▶ Exercise description
Copy out the data exactly, leaving the pictures behind.

┄┄┄┄┄┄

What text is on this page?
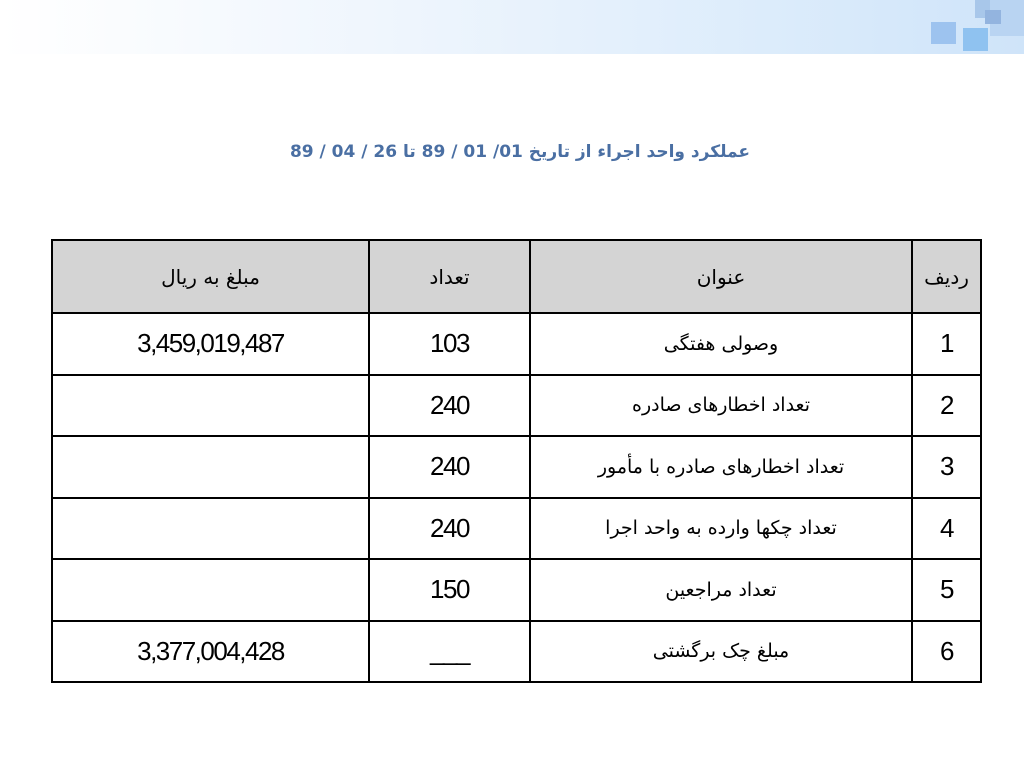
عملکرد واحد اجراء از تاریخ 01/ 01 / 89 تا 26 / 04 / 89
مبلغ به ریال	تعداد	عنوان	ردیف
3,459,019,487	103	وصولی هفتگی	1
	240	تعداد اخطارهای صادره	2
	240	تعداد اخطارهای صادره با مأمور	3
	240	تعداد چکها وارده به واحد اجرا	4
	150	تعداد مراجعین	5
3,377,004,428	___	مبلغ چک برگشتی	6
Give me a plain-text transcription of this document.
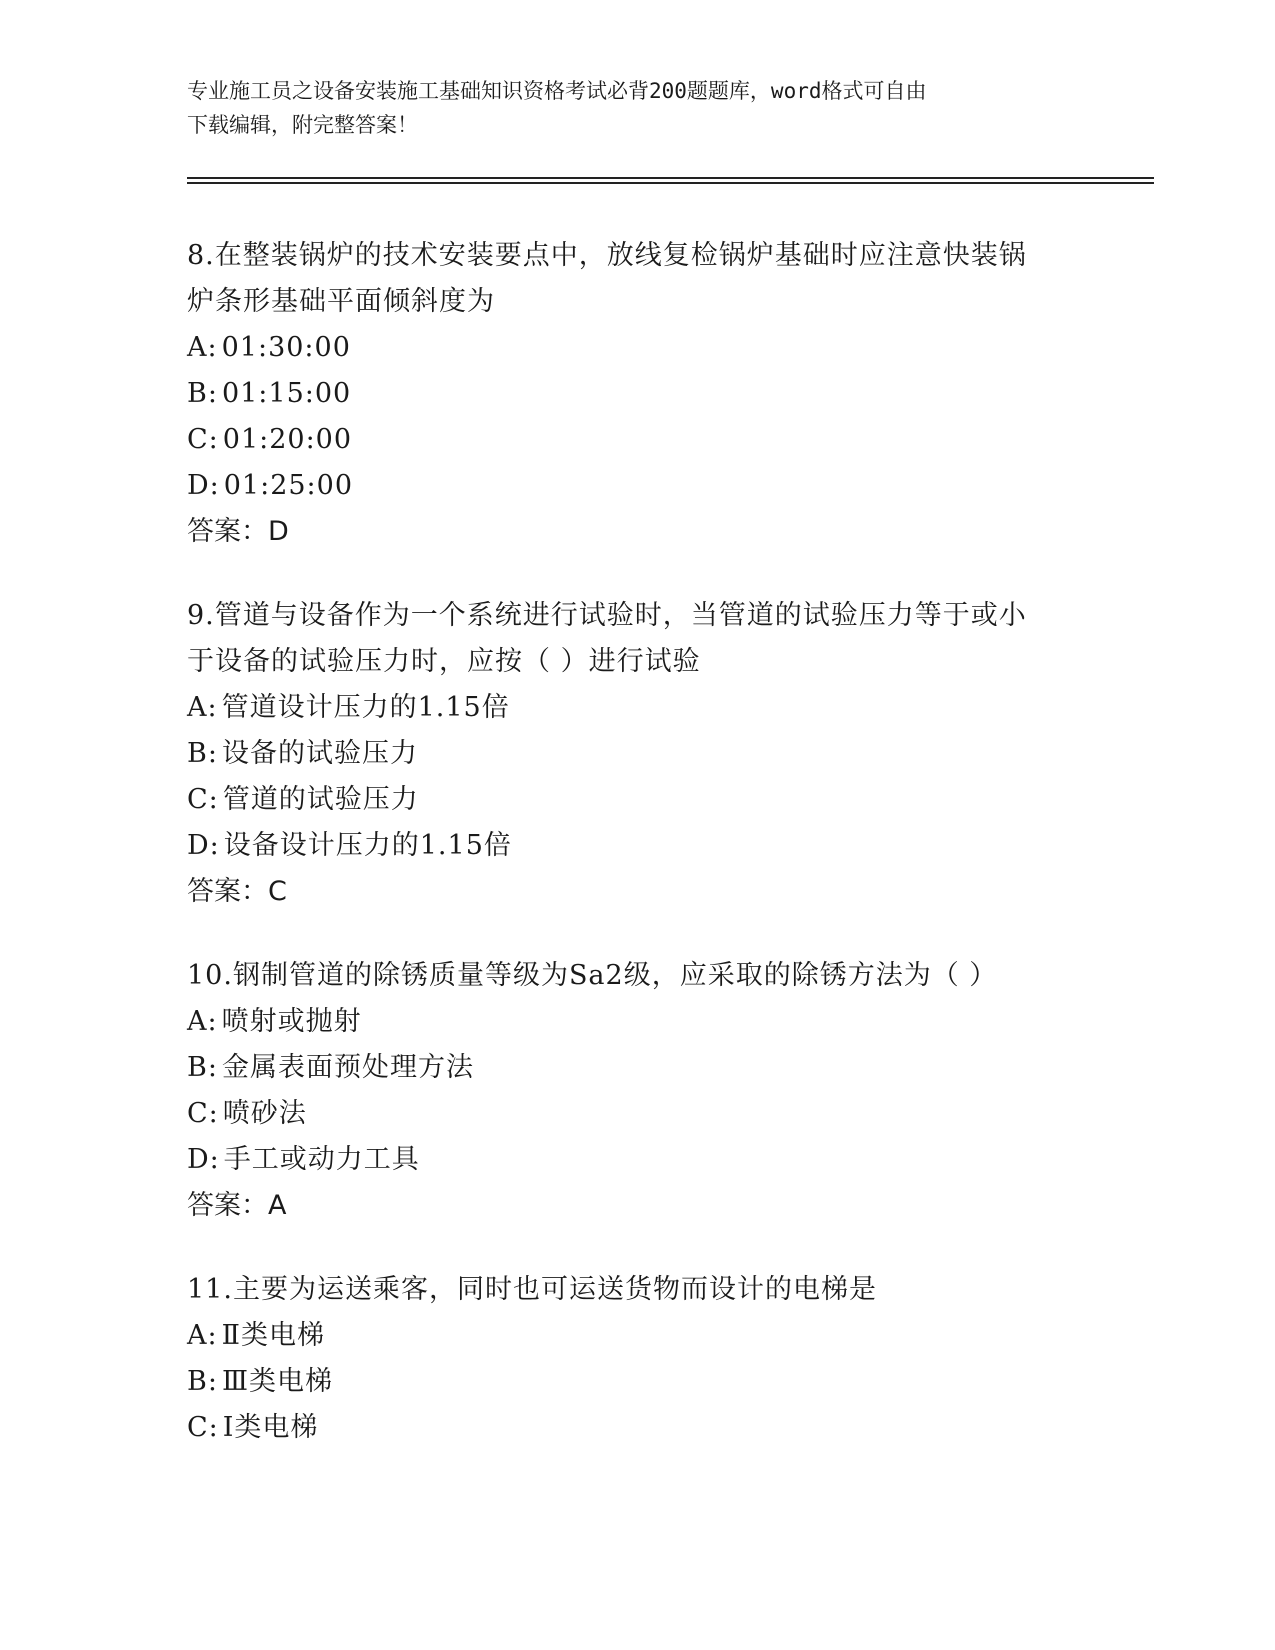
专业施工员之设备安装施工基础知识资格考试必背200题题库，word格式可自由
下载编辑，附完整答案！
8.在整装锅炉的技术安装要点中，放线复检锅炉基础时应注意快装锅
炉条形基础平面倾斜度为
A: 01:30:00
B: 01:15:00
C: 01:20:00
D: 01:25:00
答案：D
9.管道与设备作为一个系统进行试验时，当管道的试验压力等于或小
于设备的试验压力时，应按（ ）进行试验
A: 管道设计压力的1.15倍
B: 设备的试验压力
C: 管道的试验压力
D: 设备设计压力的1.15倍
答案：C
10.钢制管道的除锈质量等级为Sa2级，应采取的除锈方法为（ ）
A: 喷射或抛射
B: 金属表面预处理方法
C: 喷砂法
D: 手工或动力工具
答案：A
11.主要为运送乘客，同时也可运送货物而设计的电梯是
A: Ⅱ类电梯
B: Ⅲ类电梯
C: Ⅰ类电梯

┄┄┄┄┄┄

▶ Answer to the problem
What text is on this page?
عملکرد واحد اجراء از تاریخ 01/ 01 / 89 تا 26 / 04 / 89
مبلغ به ریال	تعداد	عنوان	ردیف
3,459,019,487	103	وصولی هفتگی	1
	240	تعداد اخطارهای صادره	2
	240	تعداد اخطارهای صادره با مأمور	3
	240	تعداد چکها وارده به واحد اجرا	4
	150	تعداد مراجعین	5
3,377,004,428	___	مبلغ چک برگشتی	6
Give me a plain-text transcription of this document.
专业施工员之设备安装施工基础知识资格考试必背200题题库，word格式可自由
下载编辑，附完整答案！
8.在整装锅炉的技术安装要点中，放线复检锅炉基础时应注意快装锅
炉条形基础平面倾斜度为
A: 01:30:00
B: 01:15:00
C: 01:20:00
D: 01:25:00
答案：D
9.管道与设备作为一个系统进行试验时，当管道的试验压力等于或小
于设备的试验压力时，应按（ ）进行试验
A: 管道设计压力的1.15倍
B: 设备的试验压力
C: 管道的试验压力
D: 设备设计压力的1.15倍
答案：C
10.钢制管道的除锈质量等级为Sa2级，应采取的除锈方法为（ ）
A: 喷射或抛射
B: 金属表面预处理方法
C: 喷砂法
D: 手工或动力工具
答案：A
11.主要为运送乘客，同时也可运送货物而设计的电梯是
A: Ⅱ类电梯
B: Ⅲ类电梯
C: Ⅰ类电梯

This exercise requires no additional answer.